_What is being asked_. Restate, word for word, every line of the data.

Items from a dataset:
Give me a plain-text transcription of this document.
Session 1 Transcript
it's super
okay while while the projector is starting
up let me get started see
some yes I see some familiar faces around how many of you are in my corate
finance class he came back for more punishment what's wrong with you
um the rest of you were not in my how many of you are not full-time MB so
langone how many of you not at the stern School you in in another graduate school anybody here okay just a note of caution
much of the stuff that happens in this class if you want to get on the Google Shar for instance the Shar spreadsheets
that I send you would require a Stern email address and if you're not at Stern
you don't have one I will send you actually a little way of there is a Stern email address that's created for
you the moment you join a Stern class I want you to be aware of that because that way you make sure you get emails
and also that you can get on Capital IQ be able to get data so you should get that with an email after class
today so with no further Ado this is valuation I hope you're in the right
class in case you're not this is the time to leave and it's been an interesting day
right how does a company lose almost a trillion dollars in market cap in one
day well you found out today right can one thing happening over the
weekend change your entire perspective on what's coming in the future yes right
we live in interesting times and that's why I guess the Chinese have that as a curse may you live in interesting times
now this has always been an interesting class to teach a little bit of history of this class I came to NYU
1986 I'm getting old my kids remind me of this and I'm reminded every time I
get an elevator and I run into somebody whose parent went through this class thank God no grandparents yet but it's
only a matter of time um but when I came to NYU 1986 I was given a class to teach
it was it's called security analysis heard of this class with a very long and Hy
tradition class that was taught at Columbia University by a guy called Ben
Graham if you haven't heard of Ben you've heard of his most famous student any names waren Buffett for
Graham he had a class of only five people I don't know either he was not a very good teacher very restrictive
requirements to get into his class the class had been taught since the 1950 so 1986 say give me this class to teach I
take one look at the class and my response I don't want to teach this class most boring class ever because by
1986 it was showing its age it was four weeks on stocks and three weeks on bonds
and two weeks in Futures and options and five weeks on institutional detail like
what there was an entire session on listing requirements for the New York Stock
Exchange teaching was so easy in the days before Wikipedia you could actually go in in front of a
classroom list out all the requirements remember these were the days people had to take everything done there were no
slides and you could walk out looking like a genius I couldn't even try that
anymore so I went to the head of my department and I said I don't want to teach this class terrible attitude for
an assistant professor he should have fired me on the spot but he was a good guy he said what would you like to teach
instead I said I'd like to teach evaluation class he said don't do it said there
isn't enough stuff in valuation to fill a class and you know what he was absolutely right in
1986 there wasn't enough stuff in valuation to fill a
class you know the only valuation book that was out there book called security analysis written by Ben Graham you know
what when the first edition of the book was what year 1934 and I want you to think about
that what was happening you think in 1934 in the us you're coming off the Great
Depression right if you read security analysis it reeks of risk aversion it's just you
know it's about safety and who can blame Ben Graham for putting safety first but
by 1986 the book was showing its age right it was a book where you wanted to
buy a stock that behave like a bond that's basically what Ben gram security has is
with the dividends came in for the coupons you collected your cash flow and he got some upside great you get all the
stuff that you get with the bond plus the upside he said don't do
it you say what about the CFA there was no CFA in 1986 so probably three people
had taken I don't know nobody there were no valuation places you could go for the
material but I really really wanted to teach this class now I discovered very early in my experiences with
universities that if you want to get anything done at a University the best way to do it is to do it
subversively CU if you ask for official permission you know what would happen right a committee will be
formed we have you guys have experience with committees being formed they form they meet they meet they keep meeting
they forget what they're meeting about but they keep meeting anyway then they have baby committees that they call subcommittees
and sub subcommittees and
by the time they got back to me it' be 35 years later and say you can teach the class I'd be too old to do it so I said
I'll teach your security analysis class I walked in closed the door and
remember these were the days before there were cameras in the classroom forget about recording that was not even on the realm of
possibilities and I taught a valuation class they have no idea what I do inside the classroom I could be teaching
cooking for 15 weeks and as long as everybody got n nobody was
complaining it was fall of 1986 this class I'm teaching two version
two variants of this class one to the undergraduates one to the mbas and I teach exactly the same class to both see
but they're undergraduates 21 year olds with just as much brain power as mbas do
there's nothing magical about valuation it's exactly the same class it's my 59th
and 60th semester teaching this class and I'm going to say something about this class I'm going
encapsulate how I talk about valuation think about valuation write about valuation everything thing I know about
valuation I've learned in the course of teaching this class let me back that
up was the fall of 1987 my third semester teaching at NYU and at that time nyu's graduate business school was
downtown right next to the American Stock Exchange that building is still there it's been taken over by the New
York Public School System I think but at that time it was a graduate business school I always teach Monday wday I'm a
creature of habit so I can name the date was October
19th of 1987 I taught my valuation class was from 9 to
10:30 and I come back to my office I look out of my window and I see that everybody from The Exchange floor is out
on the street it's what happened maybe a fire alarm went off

_Finished exercise_.
Give me a plain-text transcription of this document.
Session 1 Transcript
it's super
okay while while the projector is starting
up let me get started see
some yes I see some familiar faces around how many of you are in my corate
finance class he came back for more punishment what's wrong with you
um the rest of you were not in my how many of you are not full-time MB so
langone how many of you not at the stern School you in in another graduate school anybody here okay just a note of caution
much of the stuff that happens in this class if you want to get on the Google Shar for instance the Shar spreadsheets
that I send you would require a Stern email address and if you're not at Stern
you don't have one I will send you actually a little way of there is a Stern email address that's created for
you the moment you join a Stern class I want you to be aware of that because that way you make sure you get emails
and also that you can get on Capital IQ be able to get data so you should get that with an email after class
today so with no further Ado this is valuation I hope you're in the right
class in case you're not this is the time to leave and it's been an interesting day
right how does a company lose almost a trillion dollars in market cap in one
day well you found out today right can one thing happening over the
weekend change your entire perspective on what's coming in the future yes right
we live in interesting times and that's why I guess the Chinese have that as a curse may you live in interesting times
now this has always been an interesting class to teach a little bit of history of this class I came to NYU
1986 I'm getting old my kids remind me of this and I'm reminded every time I
get an elevator and I run into somebody whose parent went through this class thank God no grandparents yet but it's
only a matter of time um but when I came to NYU 1986 I was given a class to teach
it was it's called security analysis heard of this class with a very long and Hy
tradition class that was taught at Columbia University by a guy called Ben
Graham if you haven't heard of Ben you've heard of his most famous student any names waren Buffett for
Graham he had a class of only five people I don't know either he was not a very good teacher very restrictive
requirements to get into his class the class had been taught since the 1950 so 1986 say give me this class to teach I
take one look at the class and my response I don't want to teach this class most boring class ever because by
1986 it was showing its age it was four weeks on stocks and three weeks on bonds
and two weeks in Futures and options and five weeks on institutional detail like
what there was an entire session on listing requirements for the New York Stock
Exchange teaching was so easy in the days before Wikipedia you could actually go in in front of a
classroom list out all the requirements remember these were the days people had to take everything done there were no
slides and you could walk out looking like a genius I couldn't even try that
anymore so I went to the head of my department and I said I don't want to teach this class terrible attitude for
an assistant professor he should have fired me on the spot but he was a good guy he said what would you like to teach
instead I said I'd like to teach evaluation class he said don't do it said there
isn't enough stuff in valuation to fill a class and you know what he was absolutely right in
1986 there wasn't enough stuff in valuation to fill a
class you know the only valuation book that was out there book called security analysis written by Ben Graham you know
what when the first edition of the book was what year 1934 and I want you to think about
that what was happening you think in 1934 in the us you're coming off the Great
Depression right if you read security analysis it reeks of risk aversion it's just you
know it's about safety and who can blame Ben Graham for putting safety first but
by 1986 the book was showing its age right it was a book where you wanted to
buy a stock that behave like a bond that's basically what Ben gram security has is
with the dividends came in for the coupons you collected your cash flow and he got some upside great you get all the
stuff that you get with the bond plus the upside he said don't do
it you say what about the CFA there was no CFA in 1986 so probably three people
had taken I don't know nobody there were no valuation places you could go for the
material but I really really wanted to teach this class now I discovered very early in my experiences with
universities that if you want to get anything done at a University the best way to do it is to do it
subversively CU if you ask for official permission you know what would happen right a committee will be
formed we have you guys have experience with committees being formed they form they meet they meet they keep meeting
they forget what they're meeting about but they keep meeting anyway then they have baby committees that they call subcommittees
and sub subcommittees and
by the time they got back to me it' be 35 years later and say you can teach the class I'd be too old to do it so I said
I'll teach your security analysis class I walked in closed the door and
remember these were the days before there were cameras in the classroom forget about recording that was not even on the realm of
possibilities and I taught a valuation class they have no idea what I do inside the classroom I could be teaching
cooking for 15 weeks and as long as everybody got n nobody was
complaining it was fall of 1986 this class I'm teaching two version
two variants of this class one to the undergraduates one to the mbas and I teach exactly the same class to both see
but they're undergraduates 21 year olds with just as much brain power as mbas do
there's nothing magical about valuation it's exactly the same class it's my 59th
and 60th semester teaching this class and I'm going to say something about this class I'm going
encapsulate how I talk about valuation think about valuation write about valuation everything thing I know about
valuation I've learned in the course of teaching this class let me back that
up was the fall of 1987 my third semester teaching at NYU and at that time nyu's graduate business school was
downtown right next to the American Stock Exchange that building is still there it's been taken over by the New
York Public School System I think but at that time it was a graduate business school I always teach Monday wday I'm a
creature of habit so I can name the date was October
19th of 1987 I taught my valuation class was from 9 to
10:30 and I come back to my office I look out of my window and I see that everybody from The Exchange floor is out
on the street it's what happened maybe a fire alarm went off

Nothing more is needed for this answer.